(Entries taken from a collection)
=====
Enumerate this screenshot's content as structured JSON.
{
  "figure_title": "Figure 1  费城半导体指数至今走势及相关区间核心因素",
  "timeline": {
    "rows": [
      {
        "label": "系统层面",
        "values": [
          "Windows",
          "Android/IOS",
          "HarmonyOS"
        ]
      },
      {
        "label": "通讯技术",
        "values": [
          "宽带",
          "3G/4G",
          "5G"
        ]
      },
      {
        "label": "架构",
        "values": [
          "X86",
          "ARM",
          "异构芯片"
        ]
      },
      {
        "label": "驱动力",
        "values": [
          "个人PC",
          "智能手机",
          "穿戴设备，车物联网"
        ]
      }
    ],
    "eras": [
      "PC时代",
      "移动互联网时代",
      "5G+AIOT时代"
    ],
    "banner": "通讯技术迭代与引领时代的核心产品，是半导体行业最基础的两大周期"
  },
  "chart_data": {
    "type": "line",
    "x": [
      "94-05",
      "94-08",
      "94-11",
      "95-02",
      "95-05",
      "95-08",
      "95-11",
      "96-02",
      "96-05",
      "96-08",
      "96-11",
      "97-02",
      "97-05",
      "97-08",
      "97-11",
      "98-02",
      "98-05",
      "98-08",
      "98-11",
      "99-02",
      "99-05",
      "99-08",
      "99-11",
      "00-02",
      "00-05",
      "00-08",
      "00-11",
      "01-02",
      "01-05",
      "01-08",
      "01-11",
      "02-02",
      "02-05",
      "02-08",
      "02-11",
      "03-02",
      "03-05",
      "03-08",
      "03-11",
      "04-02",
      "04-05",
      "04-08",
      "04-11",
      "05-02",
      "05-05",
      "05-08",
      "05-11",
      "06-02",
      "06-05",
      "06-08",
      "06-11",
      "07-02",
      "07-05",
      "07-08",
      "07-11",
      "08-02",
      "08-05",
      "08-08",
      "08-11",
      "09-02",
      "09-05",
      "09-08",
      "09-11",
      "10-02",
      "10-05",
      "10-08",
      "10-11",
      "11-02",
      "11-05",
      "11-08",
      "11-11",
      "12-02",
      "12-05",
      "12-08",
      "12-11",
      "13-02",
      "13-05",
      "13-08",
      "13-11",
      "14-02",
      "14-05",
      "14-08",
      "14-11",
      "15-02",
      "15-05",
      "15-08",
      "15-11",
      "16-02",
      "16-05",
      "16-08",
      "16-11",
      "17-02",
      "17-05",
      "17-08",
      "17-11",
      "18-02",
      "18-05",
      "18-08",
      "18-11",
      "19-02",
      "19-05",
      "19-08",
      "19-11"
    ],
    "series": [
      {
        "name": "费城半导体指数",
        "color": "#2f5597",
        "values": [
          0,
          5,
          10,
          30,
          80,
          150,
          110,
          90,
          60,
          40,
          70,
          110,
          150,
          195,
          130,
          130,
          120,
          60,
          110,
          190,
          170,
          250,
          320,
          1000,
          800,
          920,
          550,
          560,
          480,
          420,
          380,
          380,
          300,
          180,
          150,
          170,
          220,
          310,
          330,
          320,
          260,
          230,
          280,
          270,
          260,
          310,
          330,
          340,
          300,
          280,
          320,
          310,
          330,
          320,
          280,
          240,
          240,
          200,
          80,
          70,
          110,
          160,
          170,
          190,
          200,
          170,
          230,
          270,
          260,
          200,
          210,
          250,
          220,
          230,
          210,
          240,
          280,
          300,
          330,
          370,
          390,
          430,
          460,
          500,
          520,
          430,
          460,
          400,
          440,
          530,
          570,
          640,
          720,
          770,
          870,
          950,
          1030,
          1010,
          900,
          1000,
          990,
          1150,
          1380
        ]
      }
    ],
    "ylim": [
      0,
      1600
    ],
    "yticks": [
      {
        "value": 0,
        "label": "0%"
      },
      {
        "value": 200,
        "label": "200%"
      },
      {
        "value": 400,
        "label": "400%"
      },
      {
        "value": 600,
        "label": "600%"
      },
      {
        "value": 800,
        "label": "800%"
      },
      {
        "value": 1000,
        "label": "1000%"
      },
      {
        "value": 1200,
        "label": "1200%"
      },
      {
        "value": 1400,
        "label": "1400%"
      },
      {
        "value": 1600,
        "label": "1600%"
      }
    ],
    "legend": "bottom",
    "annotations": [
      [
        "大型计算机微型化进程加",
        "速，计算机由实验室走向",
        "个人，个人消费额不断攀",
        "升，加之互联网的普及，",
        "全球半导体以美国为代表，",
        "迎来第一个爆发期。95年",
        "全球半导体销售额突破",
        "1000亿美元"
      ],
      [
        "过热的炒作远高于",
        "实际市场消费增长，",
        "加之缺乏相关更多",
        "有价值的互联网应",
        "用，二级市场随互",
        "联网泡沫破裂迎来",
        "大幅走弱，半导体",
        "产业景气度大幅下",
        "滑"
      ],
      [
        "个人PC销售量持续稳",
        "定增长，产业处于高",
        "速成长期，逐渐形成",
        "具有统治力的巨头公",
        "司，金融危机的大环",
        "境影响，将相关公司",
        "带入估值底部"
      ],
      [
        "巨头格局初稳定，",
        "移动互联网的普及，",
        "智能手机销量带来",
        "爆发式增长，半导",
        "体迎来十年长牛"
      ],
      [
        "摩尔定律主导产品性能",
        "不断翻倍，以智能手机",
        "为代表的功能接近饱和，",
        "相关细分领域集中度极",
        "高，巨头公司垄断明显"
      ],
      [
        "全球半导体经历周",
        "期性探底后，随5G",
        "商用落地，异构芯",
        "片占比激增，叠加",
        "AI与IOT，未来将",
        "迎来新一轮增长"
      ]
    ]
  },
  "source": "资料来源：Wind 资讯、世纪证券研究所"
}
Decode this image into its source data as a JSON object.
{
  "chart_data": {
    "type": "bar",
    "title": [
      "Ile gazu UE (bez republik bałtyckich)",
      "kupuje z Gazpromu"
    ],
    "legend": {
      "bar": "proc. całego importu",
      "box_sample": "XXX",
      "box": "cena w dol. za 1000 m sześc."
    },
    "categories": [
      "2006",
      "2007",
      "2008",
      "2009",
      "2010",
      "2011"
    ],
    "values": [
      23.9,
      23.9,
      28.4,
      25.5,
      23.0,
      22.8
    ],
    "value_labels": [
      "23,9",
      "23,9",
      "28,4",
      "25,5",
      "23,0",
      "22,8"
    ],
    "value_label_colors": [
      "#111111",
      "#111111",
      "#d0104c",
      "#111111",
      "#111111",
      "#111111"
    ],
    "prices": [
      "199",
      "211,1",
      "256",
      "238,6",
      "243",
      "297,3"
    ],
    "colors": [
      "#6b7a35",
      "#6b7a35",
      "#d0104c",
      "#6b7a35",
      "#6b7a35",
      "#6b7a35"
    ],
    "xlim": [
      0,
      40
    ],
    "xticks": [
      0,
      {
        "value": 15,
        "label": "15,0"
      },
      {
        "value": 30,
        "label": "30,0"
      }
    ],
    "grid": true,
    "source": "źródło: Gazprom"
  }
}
=====
Please repeat the listing exactly, with nothing left out.

Enumerate this screenshot's content as structured JSON.
{
  "figure_title": "Figure 1  费城半导体指数至今走势及相关区间核心因素",
  "timeline": {
    "rows": [
      {
        "label": "系统层面",
        "values": [
          "Windows",
          "Android/IOS",
          "HarmonyOS"
        ]
      },
      {
        "label": "通讯技术",
        "values": [
          "宽带",
          "3G/4G",
          "5G"
        ]
      },
      {
        "label": "架构",
        "values": [
          "X86",
          "ARM",
          "异构芯片"
        ]
      },
      {
        "label": "驱动力",
        "values": [
          "个人PC",
          "智能手机",
          "穿戴设备，车物联网"
        ]
      }
    ],
    "eras": [
      "PC时代",
      "移动互联网时代",
      "5G+AIOT时代"
    ],
    "banner": "通讯技术迭代与引领时代的核心产品，是半导体行业最基础的两大周期"
  },
  "chart_data": {
    "type": "line",
    "x": [
      "94-05",
      "94-08",
      "94-11",
      "95-02",
      "95-05",
      "95-08",
      "95-11",
      "96-02",
      "96-05",
      "96-08",
      "96-11",
      "97-02",
      "97-05",
      "97-08",
      "97-11",
      "98-02",
      "98-05",
      "98-08",
      "98-11",
      "99-02",
      "99-05",
      "99-08",
      "99-11",
      "00-02",
      "00-05",
      "00-08",
      "00-11",
      "01-02",
      "01-05",
      "01-08",
      "01-11",
      "02-02",
      "02-05",
      "02-08",
      "02-11",
      "03-02",
      "03-05",
      "03-08",
      "03-11",
      "04-02",
      "04-05",
      "04-08",
      "04-11",
      "05-02",
      "05-05",
      "05-08",
      "05-11",
      "06-02",
      "06-05",
      "06-08",
      "06-11",
      "07-02",
      "07-05",
      "07-08",
      "07-11",
      "08-02",
      "08-05",
      "08-08",
      "08-11",
      "09-02",
      "09-05",
      "09-08",
      "09-11",
      "10-02",
      "10-05",
      "10-08",
      "10-11",
      "11-02",
      "11-05",
      "11-08",
      "11-11",
      "12-02",
      "12-05",
      "12-08",
      "12-11",
      "13-02",
      "13-05",
      "13-08",
      "13-11",
      "14-02",
      "14-05",
      "14-08",
      "14-11",
      "15-02",
      "15-05",
      "15-08",
      "15-11",
      "16-02",
      "16-05",
      "16-08",
      "16-11",
      "17-02",
      "17-05",
      "17-08",
      "17-11",
      "18-02",
      "18-05",
      "18-08",
      "18-11",
      "19-02",
      "19-05",
      "19-08",
      "19-11"
    ],
    "series": [
      {
        "name": "费城半导体指数",
        "color": "#2f5597",
        "values": [
          0,
          5,
          10,
          30,
          80,
          150,
          110,
          90,
          60,
          40,
          70,
          110,
          150,
          195,
          130,
          130,
          120,
          60,
          110,
          190,
          170,
          250,
          320,
          1000,
          800,
          920,
          550,
          560,
          480,
          420,
          380,
          380,
          300,
          180,
          150,
          170,
          220,
          310,
          330,
          320,
          260,
          230,
          280,
          270,
          260,
          310,
          330,
          340,
          300,
          280,
          320,
          310,
          330,
          320,
          280,
          240,
          240,
          200,
          80,
          70,
          110,
          160,
          170,
          190,
          200,
          170,
          230,
          270,
          260,
          200,
          210,
          250,
          220,
          230,
          210,
          240,
          280,
          300,
          330,
          370,
          390,
          430,
          460,
          500,
          520,
          430,
          460,
          400,
          440,
          530,
          570,
          640,
          720,
          770,
          870,
          950,
          1030,
          1010,
          900,
          1000,
          990,
          1150,
          1380
        ]
      }
    ],
    "ylim": [
      0,
      1600
    ],
    "yticks": [
      {
        "value": 0,
        "label": "0%"
      },
      {
        "value": 200,
        "label": "200%"
      },
      {
        "value": 400,
        "label": "400%"
      },
      {
        "value": 600,
        "label": "600%"
      },
      {
        "value": 800,
        "label": "800%"
      },
      {
        "value": 1000,
        "label": "1000%"
      },
      {
        "value": 1200,
        "label": "1200%"
      },
      {
        "value": 1400,
        "label": "1400%"
      },
      {
        "value": 1600,
        "label": "1600%"
      }
    ],
    "legend": "bottom",
    "annotations": [
      [
        "大型计算机微型化进程加",
        "速，计算机由实验室走向",
        "个人，个人消费额不断攀",
        "升，加之互联网的普及，",
        "全球半导体以美国为代表，",
        "迎来第一个爆发期。95年",
        "全球半导体销售额突破",
        "1000亿美元"
      ],
      [
        "过热的炒作远高于",
        "实际市场消费增长，",
        "加之缺乏相关更多",
        "有价值的互联网应",
        "用，二级市场随互",
        "联网泡沫破裂迎来",
        "大幅走弱，半导体",
        "产业景气度大幅下",
        "滑"
      ],
      [
        "个人PC销售量持续稳",
        "定增长，产业处于高",
        "速成长期，逐渐形成",
        "具有统治力的巨头公",
        "司，金融危机的大环",
        "境影响，将相关公司",
        "带入估值底部"
      ],
      [
        "巨头格局初稳定，",
        "移动互联网的普及，",
        "智能手机销量带来",
        "爆发式增长，半导",
        "体迎来十年长牛"
      ],
      [
        "摩尔定律主导产品性能",
        "不断翻倍，以智能手机",
        "为代表的功能接近饱和，",
        "相关细分领域集中度极",
        "高，巨头公司垄断明显"
      ],
      [
        "全球半导体经历周",
        "期性探底后，随5G",
        "商用落地，异构芯",
        "片占比激增，叠加",
        "AI与IOT，未来将",
        "迎来新一轮增长"
      ]
    ]
  },
  "source": "资料来源：Wind 资讯、世纪证券研究所"
}
Decode this image into its source data as a JSON object.
{
  "chart_data": {
    "type": "bar",
    "title": [
      "Ile gazu UE (bez republik bałtyckich)",
      "kupuje z Gazpromu"
    ],
    "legend": {
      "bar": "proc. całego importu",
      "box_sample": "XXX",
      "box": "cena w dol. za 1000 m sześc."
    },
    "categories": [
      "2006",
      "2007",
      "2008",
      "2009",
      "2010",
      "2011"
    ],
    "values": [
      23.9,
      23.9,
      28.4,
      25.5,
      23.0,
      22.8
    ],
    "value_labels": [
      "23,9",
      "23,9",
      "28,4",
      "25,5",
      "23,0",
      "22,8"
    ],
    "value_label_colors": [
      "#111111",
      "#111111",
      "#d0104c",
      "#111111",
      "#111111",
      "#111111"
    ],
    "prices": [
      "199",
      "211,1",
      "256",
      "238,6",
      "243",
      "297,3"
    ],
    "colors": [
      "#6b7a35",
      "#6b7a35",
      "#d0104c",
      "#6b7a35",
      "#6b7a35",
      "#6b7a35"
    ],
    "xlim": [
      0,
      40
    ],
    "xticks": [
      0,
      {
        "value": 15,
        "label": "15,0"
      },
      {
        "value": 30,
        "label": "30,0"
      }
    ],
    "grid": true,
    "source": "źródło: Gazprom"
  }
}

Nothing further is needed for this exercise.